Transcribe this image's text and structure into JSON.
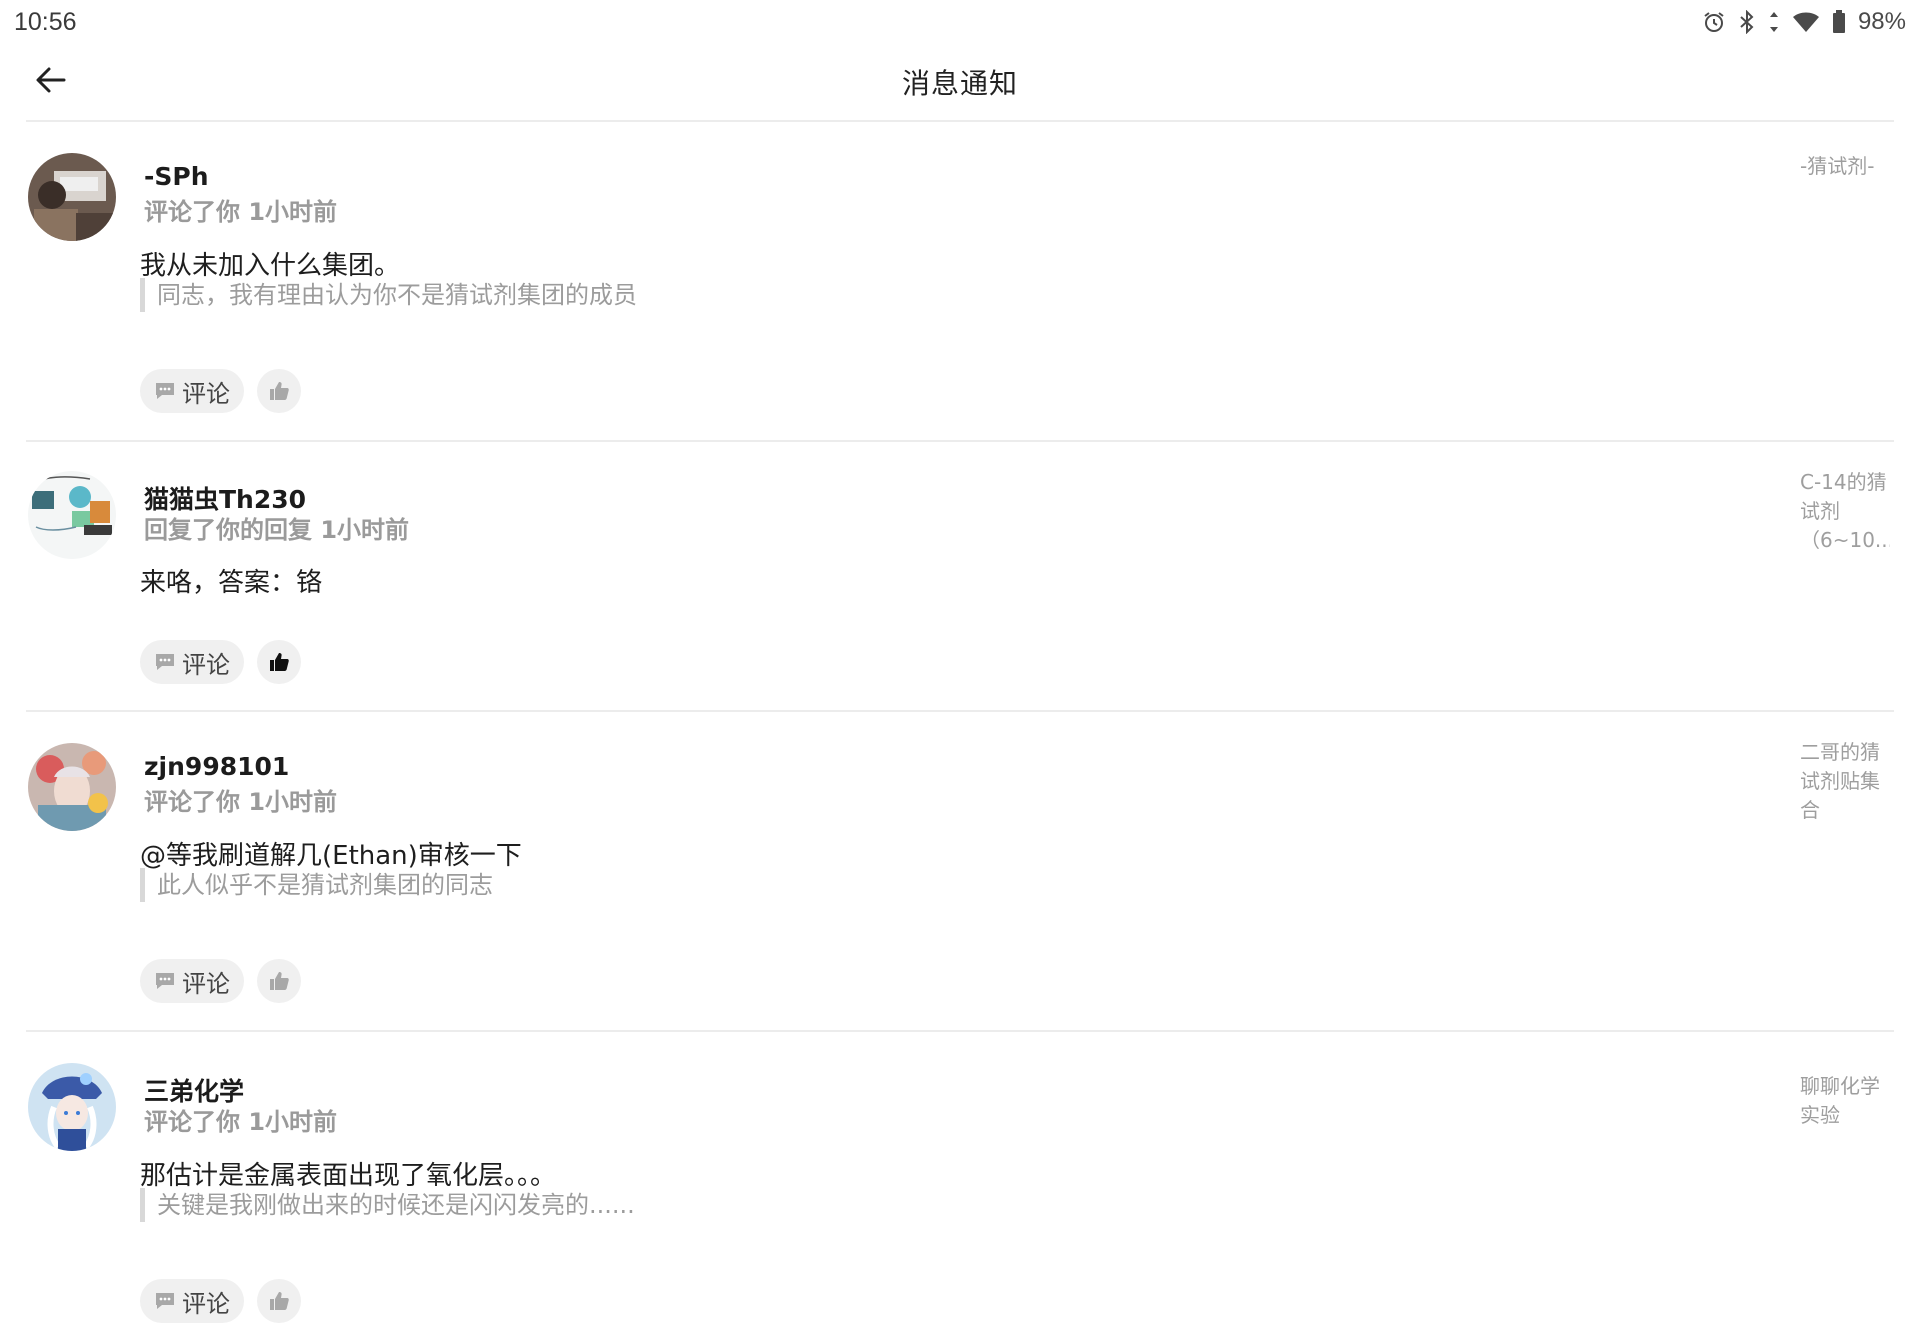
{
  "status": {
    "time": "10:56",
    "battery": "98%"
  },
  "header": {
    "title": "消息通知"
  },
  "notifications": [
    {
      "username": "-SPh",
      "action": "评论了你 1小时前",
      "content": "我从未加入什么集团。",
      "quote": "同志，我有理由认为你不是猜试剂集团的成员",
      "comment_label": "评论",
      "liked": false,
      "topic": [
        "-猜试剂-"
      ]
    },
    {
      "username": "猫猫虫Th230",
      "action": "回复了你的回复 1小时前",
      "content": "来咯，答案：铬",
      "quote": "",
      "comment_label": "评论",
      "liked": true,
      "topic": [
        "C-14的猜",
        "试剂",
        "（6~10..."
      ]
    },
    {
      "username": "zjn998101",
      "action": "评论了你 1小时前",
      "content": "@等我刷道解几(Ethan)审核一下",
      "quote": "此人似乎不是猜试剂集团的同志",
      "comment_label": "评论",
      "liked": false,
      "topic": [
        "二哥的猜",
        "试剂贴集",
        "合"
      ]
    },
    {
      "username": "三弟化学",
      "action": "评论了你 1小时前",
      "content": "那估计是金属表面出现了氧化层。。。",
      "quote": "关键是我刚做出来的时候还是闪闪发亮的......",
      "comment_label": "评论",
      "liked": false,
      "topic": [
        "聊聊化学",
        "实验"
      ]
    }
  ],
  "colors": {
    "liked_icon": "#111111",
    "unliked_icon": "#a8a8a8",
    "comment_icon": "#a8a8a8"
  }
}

+ + + + +

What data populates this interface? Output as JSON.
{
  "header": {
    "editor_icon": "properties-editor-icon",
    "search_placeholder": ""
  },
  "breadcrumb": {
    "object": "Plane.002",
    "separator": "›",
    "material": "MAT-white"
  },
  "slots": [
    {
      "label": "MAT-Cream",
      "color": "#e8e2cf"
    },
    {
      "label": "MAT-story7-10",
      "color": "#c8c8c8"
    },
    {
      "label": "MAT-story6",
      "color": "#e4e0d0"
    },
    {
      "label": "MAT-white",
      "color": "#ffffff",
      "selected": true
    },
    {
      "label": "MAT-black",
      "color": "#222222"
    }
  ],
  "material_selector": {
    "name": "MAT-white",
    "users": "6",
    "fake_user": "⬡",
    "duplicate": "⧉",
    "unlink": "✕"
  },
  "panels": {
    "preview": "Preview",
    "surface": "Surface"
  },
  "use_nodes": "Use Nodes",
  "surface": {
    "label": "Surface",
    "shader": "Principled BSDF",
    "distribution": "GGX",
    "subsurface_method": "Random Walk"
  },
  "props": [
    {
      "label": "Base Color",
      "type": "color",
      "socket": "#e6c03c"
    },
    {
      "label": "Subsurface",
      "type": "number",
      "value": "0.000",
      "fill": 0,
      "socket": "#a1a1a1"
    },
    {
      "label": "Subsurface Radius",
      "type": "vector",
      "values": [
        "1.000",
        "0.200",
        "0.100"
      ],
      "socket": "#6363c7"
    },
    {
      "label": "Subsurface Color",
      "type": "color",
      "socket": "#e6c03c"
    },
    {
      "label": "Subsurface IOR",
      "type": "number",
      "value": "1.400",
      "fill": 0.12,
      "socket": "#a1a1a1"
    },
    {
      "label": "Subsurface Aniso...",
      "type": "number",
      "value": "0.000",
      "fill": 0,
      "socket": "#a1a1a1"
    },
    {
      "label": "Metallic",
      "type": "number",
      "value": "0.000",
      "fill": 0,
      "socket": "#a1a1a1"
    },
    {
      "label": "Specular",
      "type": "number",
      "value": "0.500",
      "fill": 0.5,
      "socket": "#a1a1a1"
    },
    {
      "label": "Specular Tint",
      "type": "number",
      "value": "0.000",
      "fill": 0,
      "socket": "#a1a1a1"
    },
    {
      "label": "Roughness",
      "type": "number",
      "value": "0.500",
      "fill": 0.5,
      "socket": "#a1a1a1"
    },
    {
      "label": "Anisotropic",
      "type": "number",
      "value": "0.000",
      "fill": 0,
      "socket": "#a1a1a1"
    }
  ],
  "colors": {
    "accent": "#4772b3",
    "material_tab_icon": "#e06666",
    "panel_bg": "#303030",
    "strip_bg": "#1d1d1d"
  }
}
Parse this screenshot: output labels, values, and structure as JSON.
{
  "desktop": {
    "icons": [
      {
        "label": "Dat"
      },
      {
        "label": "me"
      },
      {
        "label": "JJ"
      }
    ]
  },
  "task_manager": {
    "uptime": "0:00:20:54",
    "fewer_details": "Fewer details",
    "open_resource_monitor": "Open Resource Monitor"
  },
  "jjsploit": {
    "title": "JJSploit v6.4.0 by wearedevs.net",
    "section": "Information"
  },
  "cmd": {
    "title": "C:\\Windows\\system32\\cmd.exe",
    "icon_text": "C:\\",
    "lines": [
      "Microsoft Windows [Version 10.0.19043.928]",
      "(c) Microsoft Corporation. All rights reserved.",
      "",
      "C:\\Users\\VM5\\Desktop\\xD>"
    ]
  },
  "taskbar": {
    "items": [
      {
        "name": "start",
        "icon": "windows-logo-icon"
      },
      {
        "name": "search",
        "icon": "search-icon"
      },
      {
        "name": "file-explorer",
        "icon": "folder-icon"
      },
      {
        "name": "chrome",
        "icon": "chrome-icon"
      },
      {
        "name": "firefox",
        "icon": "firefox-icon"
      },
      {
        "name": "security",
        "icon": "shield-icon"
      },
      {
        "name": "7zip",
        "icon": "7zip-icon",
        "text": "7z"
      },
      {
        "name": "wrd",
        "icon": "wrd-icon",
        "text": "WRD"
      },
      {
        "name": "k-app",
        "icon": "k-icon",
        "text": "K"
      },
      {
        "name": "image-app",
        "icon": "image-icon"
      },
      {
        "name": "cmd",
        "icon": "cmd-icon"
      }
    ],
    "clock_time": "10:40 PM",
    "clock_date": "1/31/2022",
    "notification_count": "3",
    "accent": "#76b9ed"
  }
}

+ + + + +

• Instructions to follow:
Using the material above, report each line where "this" occurs.

• Complete response:
Transcribe this image's text and structure into JSON.
What data populates this interface? Output as JSON.
Parse this screenshot: output labels, values, and structure as JSON.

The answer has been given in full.